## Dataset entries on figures
......

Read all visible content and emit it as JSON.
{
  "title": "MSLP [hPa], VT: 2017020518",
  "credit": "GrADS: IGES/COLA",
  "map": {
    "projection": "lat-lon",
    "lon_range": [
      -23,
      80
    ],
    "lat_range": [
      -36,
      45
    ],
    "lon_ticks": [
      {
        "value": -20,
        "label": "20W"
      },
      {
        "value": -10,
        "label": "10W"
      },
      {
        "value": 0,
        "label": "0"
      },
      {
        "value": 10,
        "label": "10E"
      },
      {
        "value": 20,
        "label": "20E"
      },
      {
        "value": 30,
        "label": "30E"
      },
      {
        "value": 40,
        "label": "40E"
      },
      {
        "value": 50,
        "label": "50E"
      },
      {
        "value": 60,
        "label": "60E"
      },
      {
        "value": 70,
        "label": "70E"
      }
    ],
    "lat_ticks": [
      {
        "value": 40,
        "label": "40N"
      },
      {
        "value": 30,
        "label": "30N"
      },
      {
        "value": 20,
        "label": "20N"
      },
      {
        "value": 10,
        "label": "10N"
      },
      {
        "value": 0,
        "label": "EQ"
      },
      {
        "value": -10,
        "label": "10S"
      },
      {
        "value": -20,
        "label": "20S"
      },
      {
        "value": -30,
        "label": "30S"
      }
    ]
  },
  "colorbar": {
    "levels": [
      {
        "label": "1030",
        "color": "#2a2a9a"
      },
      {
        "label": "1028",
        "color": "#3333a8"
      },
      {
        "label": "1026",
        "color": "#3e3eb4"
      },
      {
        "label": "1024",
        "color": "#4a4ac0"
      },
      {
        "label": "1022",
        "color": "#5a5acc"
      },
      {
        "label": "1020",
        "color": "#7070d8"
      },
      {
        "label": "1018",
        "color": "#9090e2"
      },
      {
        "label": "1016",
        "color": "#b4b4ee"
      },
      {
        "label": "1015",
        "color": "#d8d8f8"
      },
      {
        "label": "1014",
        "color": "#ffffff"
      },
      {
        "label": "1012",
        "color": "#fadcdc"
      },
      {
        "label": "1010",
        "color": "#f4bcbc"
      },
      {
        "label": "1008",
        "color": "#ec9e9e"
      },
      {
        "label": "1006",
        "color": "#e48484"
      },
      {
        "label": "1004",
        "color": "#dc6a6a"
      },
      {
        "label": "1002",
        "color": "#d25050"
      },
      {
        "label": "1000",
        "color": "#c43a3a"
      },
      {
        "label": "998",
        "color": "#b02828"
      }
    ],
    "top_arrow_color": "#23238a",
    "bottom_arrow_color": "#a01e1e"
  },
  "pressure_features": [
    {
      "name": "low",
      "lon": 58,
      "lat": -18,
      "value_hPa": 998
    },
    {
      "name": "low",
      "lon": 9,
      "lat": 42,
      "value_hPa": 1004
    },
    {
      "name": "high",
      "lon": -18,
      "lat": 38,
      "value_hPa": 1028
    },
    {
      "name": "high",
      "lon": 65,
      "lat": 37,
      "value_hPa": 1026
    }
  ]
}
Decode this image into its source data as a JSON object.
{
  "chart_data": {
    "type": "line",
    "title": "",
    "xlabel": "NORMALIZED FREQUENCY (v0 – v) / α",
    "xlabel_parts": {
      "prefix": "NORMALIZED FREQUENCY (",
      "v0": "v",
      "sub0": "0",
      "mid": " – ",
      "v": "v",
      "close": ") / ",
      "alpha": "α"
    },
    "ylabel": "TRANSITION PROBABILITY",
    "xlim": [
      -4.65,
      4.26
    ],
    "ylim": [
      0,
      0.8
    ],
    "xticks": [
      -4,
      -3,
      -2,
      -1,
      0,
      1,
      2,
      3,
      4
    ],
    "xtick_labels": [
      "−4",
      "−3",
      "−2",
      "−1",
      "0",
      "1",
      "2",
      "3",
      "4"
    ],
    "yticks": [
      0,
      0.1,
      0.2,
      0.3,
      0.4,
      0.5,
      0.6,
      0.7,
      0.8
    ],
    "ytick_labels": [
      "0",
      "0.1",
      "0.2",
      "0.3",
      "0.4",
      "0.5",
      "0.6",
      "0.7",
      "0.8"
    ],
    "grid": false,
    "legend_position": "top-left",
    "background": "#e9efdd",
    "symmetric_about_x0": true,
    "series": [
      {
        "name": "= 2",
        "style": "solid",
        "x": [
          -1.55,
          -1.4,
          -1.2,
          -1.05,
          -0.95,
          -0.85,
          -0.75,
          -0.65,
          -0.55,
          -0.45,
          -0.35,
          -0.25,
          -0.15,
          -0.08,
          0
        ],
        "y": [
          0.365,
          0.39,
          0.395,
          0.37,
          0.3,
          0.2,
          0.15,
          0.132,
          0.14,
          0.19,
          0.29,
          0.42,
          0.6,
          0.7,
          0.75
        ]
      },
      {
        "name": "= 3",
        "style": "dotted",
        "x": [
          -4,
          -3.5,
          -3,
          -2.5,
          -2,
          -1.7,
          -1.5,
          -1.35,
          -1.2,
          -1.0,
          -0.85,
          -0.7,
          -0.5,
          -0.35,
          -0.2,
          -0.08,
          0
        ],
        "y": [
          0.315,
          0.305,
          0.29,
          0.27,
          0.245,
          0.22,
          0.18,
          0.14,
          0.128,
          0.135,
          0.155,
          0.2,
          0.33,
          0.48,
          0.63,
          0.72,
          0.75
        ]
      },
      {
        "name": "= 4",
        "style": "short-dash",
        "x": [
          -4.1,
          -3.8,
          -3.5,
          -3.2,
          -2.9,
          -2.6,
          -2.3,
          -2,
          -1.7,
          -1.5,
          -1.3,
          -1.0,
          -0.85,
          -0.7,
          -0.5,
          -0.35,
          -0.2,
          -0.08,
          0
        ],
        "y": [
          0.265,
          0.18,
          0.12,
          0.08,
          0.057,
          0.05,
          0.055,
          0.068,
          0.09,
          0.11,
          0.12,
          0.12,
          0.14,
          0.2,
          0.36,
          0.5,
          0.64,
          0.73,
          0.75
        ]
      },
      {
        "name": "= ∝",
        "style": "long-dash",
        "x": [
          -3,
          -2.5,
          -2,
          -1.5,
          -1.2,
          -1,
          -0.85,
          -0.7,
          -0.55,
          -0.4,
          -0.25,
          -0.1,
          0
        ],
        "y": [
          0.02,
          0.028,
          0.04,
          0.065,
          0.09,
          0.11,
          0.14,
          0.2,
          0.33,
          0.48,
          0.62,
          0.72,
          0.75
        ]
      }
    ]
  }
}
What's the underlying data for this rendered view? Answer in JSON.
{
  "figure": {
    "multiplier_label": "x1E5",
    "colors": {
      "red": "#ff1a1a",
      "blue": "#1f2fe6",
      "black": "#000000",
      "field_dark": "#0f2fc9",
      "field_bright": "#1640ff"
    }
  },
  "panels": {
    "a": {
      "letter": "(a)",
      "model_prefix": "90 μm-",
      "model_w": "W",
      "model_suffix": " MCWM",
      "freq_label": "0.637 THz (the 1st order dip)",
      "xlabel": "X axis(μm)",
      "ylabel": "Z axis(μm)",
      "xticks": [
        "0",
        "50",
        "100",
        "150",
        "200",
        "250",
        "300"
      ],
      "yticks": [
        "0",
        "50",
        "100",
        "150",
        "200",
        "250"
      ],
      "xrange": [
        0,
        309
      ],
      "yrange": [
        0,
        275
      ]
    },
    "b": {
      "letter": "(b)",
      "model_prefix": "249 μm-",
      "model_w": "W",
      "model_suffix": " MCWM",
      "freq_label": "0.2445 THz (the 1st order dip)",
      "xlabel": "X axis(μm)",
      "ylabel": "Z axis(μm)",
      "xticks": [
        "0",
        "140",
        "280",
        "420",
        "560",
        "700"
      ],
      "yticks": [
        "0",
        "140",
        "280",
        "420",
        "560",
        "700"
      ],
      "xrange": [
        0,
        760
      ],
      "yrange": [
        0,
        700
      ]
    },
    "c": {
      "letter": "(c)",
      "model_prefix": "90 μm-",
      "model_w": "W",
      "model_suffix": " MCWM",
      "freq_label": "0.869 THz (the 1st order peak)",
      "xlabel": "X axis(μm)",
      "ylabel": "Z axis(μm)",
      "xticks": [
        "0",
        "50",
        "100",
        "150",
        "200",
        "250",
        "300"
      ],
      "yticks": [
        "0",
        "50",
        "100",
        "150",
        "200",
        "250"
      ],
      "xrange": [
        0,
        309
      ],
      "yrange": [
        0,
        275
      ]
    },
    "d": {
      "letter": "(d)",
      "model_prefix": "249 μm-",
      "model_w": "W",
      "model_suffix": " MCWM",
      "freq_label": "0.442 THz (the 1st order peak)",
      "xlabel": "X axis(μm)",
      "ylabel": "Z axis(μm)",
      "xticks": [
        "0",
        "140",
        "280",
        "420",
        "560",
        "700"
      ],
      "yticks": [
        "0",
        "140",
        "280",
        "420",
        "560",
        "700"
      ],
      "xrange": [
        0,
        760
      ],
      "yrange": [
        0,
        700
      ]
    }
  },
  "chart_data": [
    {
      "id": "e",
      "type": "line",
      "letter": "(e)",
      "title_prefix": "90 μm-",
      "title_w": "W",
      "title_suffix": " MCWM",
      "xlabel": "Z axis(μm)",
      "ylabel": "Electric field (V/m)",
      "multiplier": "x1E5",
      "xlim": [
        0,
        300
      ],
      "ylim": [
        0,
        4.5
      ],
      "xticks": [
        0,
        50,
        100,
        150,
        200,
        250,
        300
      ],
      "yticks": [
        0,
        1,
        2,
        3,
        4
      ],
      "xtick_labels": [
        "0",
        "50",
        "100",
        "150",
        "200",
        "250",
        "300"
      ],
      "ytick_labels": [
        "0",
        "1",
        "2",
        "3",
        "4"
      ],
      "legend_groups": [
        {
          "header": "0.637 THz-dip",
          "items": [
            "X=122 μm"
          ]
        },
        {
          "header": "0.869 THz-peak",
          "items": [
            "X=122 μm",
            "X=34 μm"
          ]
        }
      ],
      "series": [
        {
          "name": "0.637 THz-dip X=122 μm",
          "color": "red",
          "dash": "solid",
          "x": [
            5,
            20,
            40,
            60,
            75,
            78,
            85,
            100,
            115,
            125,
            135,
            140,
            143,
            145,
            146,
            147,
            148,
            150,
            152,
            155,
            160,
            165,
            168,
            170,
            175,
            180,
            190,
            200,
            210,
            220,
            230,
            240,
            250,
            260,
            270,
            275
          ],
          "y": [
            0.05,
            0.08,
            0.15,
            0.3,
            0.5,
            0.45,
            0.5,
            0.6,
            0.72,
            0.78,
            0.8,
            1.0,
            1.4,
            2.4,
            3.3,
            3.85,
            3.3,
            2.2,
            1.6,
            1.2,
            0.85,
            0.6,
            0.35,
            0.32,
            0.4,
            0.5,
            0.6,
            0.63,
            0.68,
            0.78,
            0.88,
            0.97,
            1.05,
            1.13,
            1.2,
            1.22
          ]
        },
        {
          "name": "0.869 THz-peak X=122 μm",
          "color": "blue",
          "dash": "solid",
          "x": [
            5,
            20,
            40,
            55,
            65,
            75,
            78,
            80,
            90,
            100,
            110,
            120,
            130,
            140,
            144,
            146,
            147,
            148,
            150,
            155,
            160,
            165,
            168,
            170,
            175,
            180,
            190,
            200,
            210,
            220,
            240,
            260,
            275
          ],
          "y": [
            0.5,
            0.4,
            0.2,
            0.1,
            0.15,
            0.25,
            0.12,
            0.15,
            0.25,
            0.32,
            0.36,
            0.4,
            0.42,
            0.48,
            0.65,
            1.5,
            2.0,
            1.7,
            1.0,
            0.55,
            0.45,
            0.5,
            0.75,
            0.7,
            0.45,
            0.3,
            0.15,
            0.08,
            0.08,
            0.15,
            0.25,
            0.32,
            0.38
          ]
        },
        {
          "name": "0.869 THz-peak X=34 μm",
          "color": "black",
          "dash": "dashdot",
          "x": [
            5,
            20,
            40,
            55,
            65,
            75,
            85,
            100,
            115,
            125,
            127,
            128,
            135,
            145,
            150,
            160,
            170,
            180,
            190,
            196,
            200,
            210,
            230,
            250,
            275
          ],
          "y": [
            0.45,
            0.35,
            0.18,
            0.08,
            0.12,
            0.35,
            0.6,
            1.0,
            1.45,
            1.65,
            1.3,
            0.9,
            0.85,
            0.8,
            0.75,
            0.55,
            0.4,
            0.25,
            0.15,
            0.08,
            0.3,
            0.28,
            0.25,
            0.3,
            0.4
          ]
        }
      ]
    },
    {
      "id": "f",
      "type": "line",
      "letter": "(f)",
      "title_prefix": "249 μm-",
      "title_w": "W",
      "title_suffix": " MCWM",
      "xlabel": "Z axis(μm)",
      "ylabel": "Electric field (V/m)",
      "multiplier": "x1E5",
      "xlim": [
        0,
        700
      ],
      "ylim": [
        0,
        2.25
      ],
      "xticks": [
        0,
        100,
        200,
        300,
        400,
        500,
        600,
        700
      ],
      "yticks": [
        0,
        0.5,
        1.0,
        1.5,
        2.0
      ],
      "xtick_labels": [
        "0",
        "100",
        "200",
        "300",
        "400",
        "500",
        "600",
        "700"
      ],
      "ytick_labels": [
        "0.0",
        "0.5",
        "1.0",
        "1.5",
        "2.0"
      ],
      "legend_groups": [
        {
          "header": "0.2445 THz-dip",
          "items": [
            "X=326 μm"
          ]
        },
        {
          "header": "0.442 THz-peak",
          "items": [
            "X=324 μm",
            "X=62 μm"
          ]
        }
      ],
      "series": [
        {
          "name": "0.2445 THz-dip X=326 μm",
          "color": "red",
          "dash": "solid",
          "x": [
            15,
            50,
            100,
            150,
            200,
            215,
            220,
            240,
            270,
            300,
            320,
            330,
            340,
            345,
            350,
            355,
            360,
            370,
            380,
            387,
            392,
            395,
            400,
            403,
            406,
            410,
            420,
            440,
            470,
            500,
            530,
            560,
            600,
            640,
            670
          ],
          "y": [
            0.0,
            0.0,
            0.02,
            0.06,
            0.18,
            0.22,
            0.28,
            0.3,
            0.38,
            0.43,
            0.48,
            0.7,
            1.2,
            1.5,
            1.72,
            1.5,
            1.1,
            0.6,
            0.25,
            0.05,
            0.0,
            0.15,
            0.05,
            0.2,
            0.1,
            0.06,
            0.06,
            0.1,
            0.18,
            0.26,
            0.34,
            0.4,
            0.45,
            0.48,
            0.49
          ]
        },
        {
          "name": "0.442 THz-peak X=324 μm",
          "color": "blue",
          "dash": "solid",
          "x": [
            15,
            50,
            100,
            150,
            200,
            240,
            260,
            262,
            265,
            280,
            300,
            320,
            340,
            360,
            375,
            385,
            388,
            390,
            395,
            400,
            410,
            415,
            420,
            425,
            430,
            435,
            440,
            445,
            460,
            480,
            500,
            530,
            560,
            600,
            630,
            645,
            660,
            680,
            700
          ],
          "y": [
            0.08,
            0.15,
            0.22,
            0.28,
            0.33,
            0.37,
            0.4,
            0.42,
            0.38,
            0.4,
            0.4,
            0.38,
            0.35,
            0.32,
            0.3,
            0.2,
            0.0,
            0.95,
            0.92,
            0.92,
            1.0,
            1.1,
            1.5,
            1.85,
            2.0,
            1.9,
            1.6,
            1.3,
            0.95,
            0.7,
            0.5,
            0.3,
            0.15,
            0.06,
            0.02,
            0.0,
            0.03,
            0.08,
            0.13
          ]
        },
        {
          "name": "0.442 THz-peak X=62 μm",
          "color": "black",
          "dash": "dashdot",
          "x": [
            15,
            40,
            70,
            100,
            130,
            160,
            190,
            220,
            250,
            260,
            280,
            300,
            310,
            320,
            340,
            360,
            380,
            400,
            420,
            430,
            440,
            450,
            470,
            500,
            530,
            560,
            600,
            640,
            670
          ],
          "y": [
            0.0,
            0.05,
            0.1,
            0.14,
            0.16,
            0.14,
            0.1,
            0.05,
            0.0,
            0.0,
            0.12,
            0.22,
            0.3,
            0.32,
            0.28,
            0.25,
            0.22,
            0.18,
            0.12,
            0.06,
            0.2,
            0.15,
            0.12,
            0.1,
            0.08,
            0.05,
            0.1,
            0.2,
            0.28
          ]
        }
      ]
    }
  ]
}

......

## Job
From the entries above, copy each line holding "JSON".

## Output below
Read all visible content and emit it as JSON.
Decode this image into its source data as a JSON object.
What's the underlying data for this rendered view? Answer in JSON.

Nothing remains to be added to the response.